** Start of Records shown **
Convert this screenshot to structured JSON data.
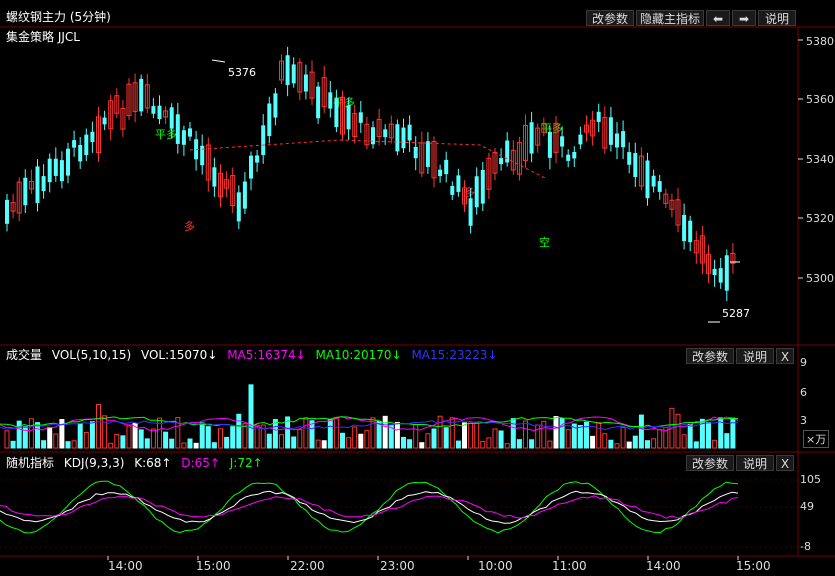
{
  "main_panel": {
    "title": "螺纹钢主力 (5分钟)",
    "strategy": "集金策略 JJCL",
    "buttons": {
      "params": "改参数",
      "hide": "隐藏主指标",
      "left": "⬅",
      "right": "➡",
      "help": "说明"
    },
    "y_ticks": [
      "5380",
      "5360",
      "5340",
      "5320",
      "5300"
    ],
    "annotations": {
      "high": "5376",
      "low": "5287",
      "flat1": "平多",
      "flat2": "平多",
      "flat3": "平多",
      "long1": "多",
      "long2": "多",
      "short1": "空"
    }
  },
  "volume_panel": {
    "title": "成交量",
    "ind": "VOL(5,10,15)",
    "vol": "VOL:15070↓",
    "ma5": "MA5:16374↓",
    "ma10": "MA10:20170↓",
    "ma15": "MA15:23223↓",
    "buttons": {
      "params": "改参数",
      "help": "说明",
      "close": "X"
    },
    "y_ticks": [
      "9",
      "6",
      "3"
    ],
    "unit": "×万"
  },
  "kdj_panel": {
    "title": "随机指标",
    "ind": "KDJ(9,3,3)",
    "k": "K:68↑",
    "d": "D:65↑",
    "j": "J:72↑",
    "buttons": {
      "params": "改参数",
      "help": "说明",
      "close": "X"
    },
    "y_ticks": [
      "105",
      "49",
      "-8"
    ]
  },
  "x_ticks": [
    "14:00",
    "15:00",
    "22:00",
    "23:00",
    "10:00",
    "11:00",
    "14:00",
    "15:00"
  ],
  "colors": {
    "up": "#ff3232",
    "down": "#54ffff",
    "ma5": "#ff00ff",
    "ma10": "#00ff00",
    "ma15": "#3232ff",
    "grid": "#7a0000"
  }
}
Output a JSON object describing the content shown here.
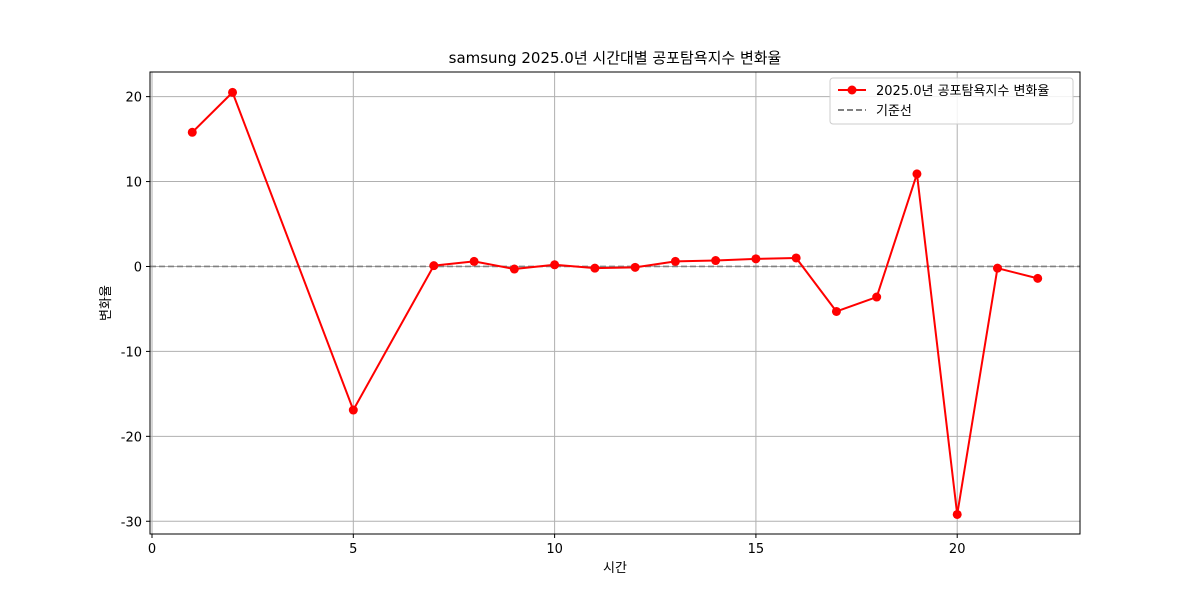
{
  "chart_data": {
    "type": "line",
    "title": "samsung 2025.0년 시간대별 공포탐욕지수 변화율",
    "xlabel": "시간",
    "ylabel": "변화율",
    "xlim": [
      -0.05,
      23.05
    ],
    "ylim": [
      -31.5,
      22.9
    ],
    "x_ticks": [
      0,
      5,
      10,
      15,
      20
    ],
    "y_ticks": [
      -30,
      -20,
      -10,
      0,
      10,
      20
    ],
    "grid": true,
    "legend_position": "upper right",
    "series": [
      {
        "name": "2025.0년 공포탐욕지수 변화율",
        "color": "#ff0000",
        "marker": "circle",
        "x": [
          1,
          2,
          5,
          7,
          8,
          9,
          10,
          11,
          12,
          13,
          14,
          15,
          16,
          17,
          18,
          19,
          20,
          21,
          22
        ],
        "y": [
          15.8,
          20.5,
          -16.9,
          0.1,
          0.6,
          -0.3,
          0.2,
          -0.2,
          -0.1,
          0.6,
          0.7,
          0.9,
          1.0,
          -5.3,
          -3.6,
          10.9,
          -29.2,
          -0.2,
          -1.4
        ]
      }
    ],
    "reference_line": {
      "name": "기준선",
      "y": 0,
      "color": "#808080",
      "style": "dashed"
    }
  }
}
** End of Records shown **
» **Brief**
Your task is to retype all the entries exactly and leave out any pictures.

» **Solution to the problem**
Convert this screenshot to structured JSON data.
{
  "main_panel": {
    "title": "螺纹钢主力 (5分钟)",
    "strategy": "集金策略 JJCL",
    "buttons": {
      "params": "改参数",
      "hide": "隐藏主指标",
      "left": "⬅",
      "right": "➡",
      "help": "说明"
    },
    "y_ticks": [
      "5380",
      "5360",
      "5340",
      "5320",
      "5300"
    ],
    "annotations": {
      "high": "5376",
      "low": "5287",
      "flat1": "平多",
      "flat2": "平多",
      "flat3": "平多",
      "long1": "多",
      "long2": "多",
      "short1": "空"
    }
  },
  "volume_panel": {
    "title": "成交量",
    "ind": "VOL(5,10,15)",
    "vol": "VOL:15070↓",
    "ma5": "MA5:16374↓",
    "ma10": "MA10:20170↓",
    "ma15": "MA15:23223↓",
    "buttons": {
      "params": "改参数",
      "help": "说明",
      "close": "X"
    },
    "y_ticks": [
      "9",
      "6",
      "3"
    ],
    "unit": "×万"
  },
  "kdj_panel": {
    "title": "随机指标",
    "ind": "KDJ(9,3,3)",
    "k": "K:68↑",
    "d": "D:65↑",
    "j": "J:72↑",
    "buttons": {
      "params": "改参数",
      "help": "说明",
      "close": "X"
    },
    "y_ticks": [
      "105",
      "49",
      "-8"
    ]
  },
  "x_ticks": [
    "14:00",
    "15:00",
    "22:00",
    "23:00",
    "10:00",
    "11:00",
    "14:00",
    "15:00"
  ],
  "colors": {
    "up": "#ff3232",
    "down": "#54ffff",
    "ma5": "#ff00ff",
    "ma10": "#00ff00",
    "ma15": "#3232ff",
    "grid": "#7a0000"
  }
}
Output a JSON object describing the content shown here.
{
  "chart_data": {
    "type": "line",
    "title": "samsung 2025.0년 시간대별 공포탐욕지수 변화율",
    "xlabel": "시간",
    "ylabel": "변화율",
    "xlim": [
      -0.05,
      23.05
    ],
    "ylim": [
      -31.5,
      22.9
    ],
    "x_ticks": [
      0,
      5,
      10,
      15,
      20
    ],
    "y_ticks": [
      -30,
      -20,
      -10,
      0,
      10,
      20
    ],
    "grid": true,
    "legend_position": "upper right",
    "series": [
      {
        "name": "2025.0년 공포탐욕지수 변화율",
        "color": "#ff0000",
        "marker": "circle",
        "x": [
          1,
          2,
          5,
          7,
          8,
          9,
          10,
          11,
          12,
          13,
          14,
          15,
          16,
          17,
          18,
          19,
          20,
          21,
          22
        ],
        "y": [
          15.8,
          20.5,
          -16.9,
          0.1,
          0.6,
          -0.3,
          0.2,
          -0.2,
          -0.1,
          0.6,
          0.7,
          0.9,
          1.0,
          -5.3,
          -3.6,
          10.9,
          -29.2,
          -0.2,
          -1.4
        ]
      }
    ],
    "reference_line": {
      "name": "기준선",
      "y": 0,
      "color": "#808080",
      "style": "dashed"
    }
  }
}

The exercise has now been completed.